Write every line out verbatim and omit the pictures.
+++ Records shown
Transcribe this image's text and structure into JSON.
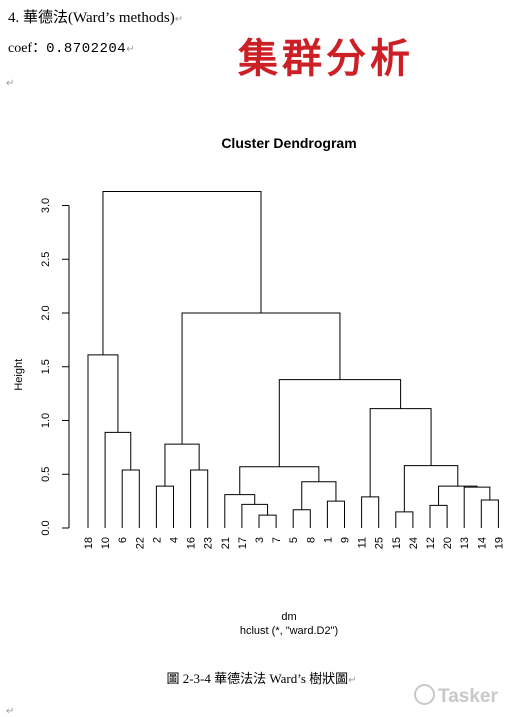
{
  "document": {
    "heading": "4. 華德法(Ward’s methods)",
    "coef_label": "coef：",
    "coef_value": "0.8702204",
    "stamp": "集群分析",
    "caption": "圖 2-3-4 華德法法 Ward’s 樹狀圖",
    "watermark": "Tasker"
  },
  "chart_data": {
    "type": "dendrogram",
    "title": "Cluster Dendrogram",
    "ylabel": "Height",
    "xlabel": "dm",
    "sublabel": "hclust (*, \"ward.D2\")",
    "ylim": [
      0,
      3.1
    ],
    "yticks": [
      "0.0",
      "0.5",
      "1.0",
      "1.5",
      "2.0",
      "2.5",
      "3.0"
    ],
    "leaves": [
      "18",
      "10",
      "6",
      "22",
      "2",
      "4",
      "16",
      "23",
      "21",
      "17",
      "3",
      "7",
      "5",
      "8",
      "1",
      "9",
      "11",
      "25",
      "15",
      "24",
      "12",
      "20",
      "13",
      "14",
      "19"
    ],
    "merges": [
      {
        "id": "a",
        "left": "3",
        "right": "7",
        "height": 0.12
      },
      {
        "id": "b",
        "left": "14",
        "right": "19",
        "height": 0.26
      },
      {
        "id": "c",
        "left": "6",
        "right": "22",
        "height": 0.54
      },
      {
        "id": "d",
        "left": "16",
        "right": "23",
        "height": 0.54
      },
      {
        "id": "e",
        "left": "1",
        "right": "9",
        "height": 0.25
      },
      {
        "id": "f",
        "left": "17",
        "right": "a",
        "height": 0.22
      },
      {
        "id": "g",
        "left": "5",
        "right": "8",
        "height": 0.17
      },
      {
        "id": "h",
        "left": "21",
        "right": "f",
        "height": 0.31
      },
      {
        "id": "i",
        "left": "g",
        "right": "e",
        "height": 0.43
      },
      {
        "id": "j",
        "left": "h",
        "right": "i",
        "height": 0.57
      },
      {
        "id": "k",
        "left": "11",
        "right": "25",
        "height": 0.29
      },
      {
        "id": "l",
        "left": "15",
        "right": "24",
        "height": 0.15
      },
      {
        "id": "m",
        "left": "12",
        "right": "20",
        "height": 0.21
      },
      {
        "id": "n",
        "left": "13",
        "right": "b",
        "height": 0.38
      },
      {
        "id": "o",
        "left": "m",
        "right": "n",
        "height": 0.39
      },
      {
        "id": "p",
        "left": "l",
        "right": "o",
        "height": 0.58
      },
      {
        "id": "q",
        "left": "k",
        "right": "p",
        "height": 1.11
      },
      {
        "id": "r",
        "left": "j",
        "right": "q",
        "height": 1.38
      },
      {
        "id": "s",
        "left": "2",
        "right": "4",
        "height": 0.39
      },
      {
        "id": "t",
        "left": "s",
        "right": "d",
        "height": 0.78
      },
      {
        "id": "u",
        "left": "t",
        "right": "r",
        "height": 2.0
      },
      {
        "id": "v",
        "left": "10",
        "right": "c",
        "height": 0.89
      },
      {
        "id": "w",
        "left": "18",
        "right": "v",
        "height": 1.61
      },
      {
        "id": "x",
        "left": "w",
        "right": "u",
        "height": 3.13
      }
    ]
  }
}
++++++
Task result:
Transcribe this image's text and structure into JSON.
{
  "document": {
    "heading": "4. 華德法(Ward’s methods)",
    "coef_label": "coef：",
    "coef_value": "0.8702204",
    "stamp": "集群分析",
    "caption": "圖 2-3-4 華德法法 Ward’s 樹狀圖",
    "watermark": "Tasker"
  },
  "chart_data": {
    "type": "dendrogram",
    "title": "Cluster Dendrogram",
    "ylabel": "Height",
    "xlabel": "dm",
    "sublabel": "hclust (*, \"ward.D2\")",
    "ylim": [
      0,
      3.1
    ],
    "yticks": [
      "0.0",
      "0.5",
      "1.0",
      "1.5",
      "2.0",
      "2.5",
      "3.0"
    ],
    "leaves": [
      "18",
      "10",
      "6",
      "22",
      "2",
      "4",
      "16",
      "23",
      "21",
      "17",
      "3",
      "7",
      "5",
      "8",
      "1",
      "9",
      "11",
      "25",
      "15",
      "24",
      "12",
      "20",
      "13",
      "14",
      "19"
    ],
    "merges": [
      {
        "id": "a",
        "left": "3",
        "right": "7",
        "height": 0.12
      },
      {
        "id": "b",
        "left": "14",
        "right": "19",
        "height": 0.26
      },
      {
        "id": "c",
        "left": "6",
        "right": "22",
        "height": 0.54
      },
      {
        "id": "d",
        "left": "16",
        "right": "23",
        "height": 0.54
      },
      {
        "id": "e",
        "left": "1",
        "right": "9",
        "height": 0.25
      },
      {
        "id": "f",
        "left": "17",
        "right": "a",
        "height": 0.22
      },
      {
        "id": "g",
        "left": "5",
        "right": "8",
        "height": 0.17
      },
      {
        "id": "h",
        "left": "21",
        "right": "f",
        "height": 0.31
      },
      {
        "id": "i",
        "left": "g",
        "right": "e",
        "height": 0.43
      },
      {
        "id": "j",
        "left": "h",
        "right": "i",
        "height": 0.57
      },
      {
        "id": "k",
        "left": "11",
        "right": "25",
        "height": 0.29
      },
      {
        "id": "l",
        "left": "15",
        "right": "24",
        "height": 0.15
      },
      {
        "id": "m",
        "left": "12",
        "right": "20",
        "height": 0.21
      },
      {
        "id": "n",
        "left": "13",
        "right": "b",
        "height": 0.38
      },
      {
        "id": "o",
        "left": "m",
        "right": "n",
        "height": 0.39
      },
      {
        "id": "p",
        "left": "l",
        "right": "o",
        "height": 0.58
      },
      {
        "id": "q",
        "left": "k",
        "right": "p",
        "height": 1.11
      },
      {
        "id": "r",
        "left": "j",
        "right": "q",
        "height": 1.38
      },
      {
        "id": "s",
        "left": "2",
        "right": "4",
        "height": 0.39
      },
      {
        "id": "t",
        "left": "s",
        "right": "d",
        "height": 0.78
      },
      {
        "id": "u",
        "left": "t",
        "right": "r",
        "height": 2.0
      },
      {
        "id": "v",
        "left": "10",
        "right": "c",
        "height": 0.89
      },
      {
        "id": "w",
        "left": "18",
        "right": "v",
        "height": 1.61
      },
      {
        "id": "x",
        "left": "w",
        "right": "u",
        "height": 3.13
      }
    ]
  }
}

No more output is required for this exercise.